## WRITTEN PROBLEM
From the entries below, extract every line that includes the word "PRIMERA".

## WORKING DATA
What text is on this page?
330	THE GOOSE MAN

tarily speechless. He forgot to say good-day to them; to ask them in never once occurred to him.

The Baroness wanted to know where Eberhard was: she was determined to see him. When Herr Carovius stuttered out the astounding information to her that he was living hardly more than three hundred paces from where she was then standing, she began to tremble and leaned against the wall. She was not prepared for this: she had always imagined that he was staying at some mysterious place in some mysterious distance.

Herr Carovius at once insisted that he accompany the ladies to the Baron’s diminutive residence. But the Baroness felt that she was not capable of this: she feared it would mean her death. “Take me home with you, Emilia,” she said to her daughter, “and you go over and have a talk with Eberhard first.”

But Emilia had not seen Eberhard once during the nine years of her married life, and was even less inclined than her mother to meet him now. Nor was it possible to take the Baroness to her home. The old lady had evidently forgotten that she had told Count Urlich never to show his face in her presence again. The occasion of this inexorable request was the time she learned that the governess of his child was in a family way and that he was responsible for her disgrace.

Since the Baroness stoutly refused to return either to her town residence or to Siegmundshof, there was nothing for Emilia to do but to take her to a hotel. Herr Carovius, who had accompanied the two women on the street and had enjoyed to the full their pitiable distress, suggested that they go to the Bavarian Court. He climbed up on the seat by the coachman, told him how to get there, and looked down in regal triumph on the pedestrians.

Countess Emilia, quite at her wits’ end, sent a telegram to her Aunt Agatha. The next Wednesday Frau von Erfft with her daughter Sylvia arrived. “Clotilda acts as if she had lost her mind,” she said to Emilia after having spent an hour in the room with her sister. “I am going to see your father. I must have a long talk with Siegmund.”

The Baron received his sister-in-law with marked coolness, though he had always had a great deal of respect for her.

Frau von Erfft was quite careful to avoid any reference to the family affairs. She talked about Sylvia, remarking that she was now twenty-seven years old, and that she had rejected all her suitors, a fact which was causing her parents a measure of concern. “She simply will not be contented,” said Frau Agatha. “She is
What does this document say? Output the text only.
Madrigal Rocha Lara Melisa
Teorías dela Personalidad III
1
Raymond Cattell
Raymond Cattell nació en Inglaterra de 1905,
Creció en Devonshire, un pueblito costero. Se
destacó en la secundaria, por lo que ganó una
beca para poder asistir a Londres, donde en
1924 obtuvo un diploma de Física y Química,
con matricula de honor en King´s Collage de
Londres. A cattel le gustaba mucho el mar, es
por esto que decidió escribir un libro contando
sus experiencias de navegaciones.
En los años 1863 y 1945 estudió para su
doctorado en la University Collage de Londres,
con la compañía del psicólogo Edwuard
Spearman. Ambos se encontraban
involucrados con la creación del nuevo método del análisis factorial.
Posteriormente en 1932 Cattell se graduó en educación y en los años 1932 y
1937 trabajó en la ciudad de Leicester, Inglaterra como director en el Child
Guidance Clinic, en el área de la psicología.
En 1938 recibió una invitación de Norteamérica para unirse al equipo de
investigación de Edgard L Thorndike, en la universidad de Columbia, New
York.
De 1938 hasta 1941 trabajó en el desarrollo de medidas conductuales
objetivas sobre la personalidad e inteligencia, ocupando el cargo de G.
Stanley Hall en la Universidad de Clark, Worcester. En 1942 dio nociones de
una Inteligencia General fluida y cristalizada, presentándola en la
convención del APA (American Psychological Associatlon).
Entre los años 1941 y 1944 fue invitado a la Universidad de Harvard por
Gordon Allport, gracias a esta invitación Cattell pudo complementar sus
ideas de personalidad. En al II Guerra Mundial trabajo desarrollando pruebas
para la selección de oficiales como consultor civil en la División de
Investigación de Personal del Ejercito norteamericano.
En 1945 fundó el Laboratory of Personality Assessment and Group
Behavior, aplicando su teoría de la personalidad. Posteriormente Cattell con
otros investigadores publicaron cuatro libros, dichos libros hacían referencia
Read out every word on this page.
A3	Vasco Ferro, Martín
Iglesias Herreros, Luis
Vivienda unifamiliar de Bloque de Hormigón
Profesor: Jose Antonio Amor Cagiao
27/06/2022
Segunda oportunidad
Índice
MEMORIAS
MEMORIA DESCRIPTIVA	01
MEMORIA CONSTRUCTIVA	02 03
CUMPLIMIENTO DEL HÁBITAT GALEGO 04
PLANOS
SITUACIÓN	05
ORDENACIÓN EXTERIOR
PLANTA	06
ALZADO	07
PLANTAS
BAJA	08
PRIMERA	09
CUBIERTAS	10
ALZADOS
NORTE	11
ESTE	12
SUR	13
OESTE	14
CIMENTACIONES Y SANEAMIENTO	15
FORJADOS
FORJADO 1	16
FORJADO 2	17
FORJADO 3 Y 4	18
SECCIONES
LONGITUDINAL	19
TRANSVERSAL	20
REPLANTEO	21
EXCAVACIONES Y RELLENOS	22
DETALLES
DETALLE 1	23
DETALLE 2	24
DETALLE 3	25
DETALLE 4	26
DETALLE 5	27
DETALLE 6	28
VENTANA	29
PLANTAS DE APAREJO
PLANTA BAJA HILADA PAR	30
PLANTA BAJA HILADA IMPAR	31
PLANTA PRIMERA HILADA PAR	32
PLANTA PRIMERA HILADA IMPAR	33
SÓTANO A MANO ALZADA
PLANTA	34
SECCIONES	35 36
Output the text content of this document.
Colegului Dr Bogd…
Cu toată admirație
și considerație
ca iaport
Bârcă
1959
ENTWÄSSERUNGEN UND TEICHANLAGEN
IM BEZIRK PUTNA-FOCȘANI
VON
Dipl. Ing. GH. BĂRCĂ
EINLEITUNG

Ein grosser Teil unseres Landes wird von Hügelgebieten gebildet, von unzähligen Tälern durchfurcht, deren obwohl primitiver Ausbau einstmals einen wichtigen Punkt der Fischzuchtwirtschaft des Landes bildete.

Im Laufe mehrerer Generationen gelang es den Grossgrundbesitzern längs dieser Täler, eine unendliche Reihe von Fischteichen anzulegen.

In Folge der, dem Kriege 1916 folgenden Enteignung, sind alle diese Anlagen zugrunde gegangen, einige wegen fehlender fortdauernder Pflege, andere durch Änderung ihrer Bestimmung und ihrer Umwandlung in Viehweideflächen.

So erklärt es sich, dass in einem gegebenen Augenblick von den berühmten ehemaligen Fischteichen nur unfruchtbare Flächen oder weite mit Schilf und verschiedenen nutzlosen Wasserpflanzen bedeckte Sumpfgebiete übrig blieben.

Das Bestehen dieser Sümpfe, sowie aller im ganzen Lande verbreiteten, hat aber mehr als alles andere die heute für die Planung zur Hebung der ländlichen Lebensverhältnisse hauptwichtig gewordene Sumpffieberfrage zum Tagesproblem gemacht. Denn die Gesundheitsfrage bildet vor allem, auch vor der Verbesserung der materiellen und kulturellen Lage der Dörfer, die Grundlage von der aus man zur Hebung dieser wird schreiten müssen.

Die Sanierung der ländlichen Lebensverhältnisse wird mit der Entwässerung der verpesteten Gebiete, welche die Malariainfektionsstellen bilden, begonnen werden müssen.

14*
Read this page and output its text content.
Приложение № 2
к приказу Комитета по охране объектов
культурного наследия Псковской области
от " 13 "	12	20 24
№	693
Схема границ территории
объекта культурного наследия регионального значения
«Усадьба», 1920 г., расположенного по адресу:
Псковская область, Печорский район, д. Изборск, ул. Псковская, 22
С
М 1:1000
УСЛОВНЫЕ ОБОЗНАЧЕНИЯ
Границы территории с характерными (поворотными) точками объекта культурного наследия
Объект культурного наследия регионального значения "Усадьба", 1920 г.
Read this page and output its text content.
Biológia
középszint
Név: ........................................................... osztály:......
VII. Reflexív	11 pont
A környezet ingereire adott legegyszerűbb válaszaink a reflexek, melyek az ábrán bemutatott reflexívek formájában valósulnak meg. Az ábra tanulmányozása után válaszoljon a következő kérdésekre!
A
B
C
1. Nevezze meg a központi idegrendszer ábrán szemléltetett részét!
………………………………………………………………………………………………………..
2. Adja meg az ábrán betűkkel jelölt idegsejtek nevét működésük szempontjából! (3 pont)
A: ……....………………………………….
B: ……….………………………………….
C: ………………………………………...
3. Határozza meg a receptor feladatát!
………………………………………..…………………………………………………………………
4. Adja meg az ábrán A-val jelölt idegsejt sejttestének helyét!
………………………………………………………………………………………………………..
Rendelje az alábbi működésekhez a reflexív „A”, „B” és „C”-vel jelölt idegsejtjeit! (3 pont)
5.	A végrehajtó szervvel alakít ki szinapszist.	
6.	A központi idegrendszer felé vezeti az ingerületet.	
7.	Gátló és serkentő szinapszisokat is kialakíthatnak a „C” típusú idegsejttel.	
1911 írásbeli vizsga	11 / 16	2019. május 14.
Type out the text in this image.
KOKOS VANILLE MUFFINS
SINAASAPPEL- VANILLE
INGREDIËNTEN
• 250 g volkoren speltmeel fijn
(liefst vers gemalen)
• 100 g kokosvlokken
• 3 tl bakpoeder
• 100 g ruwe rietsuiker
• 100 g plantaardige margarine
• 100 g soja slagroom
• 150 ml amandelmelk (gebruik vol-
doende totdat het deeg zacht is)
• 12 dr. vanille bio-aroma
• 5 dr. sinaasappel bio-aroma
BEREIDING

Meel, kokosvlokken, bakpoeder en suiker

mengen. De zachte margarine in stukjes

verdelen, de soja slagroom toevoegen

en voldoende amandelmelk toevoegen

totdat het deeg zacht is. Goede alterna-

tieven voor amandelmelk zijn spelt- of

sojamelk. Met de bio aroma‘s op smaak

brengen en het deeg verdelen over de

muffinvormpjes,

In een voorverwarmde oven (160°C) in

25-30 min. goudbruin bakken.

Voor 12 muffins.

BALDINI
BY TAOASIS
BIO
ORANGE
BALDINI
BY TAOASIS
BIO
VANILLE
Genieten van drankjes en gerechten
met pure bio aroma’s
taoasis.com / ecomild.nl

## RESULT BELOW
PRIMERA	09
PLANTA PRIMERA HILADA PAR	32
PLANTA PRIMERA HILADA IMPAR	33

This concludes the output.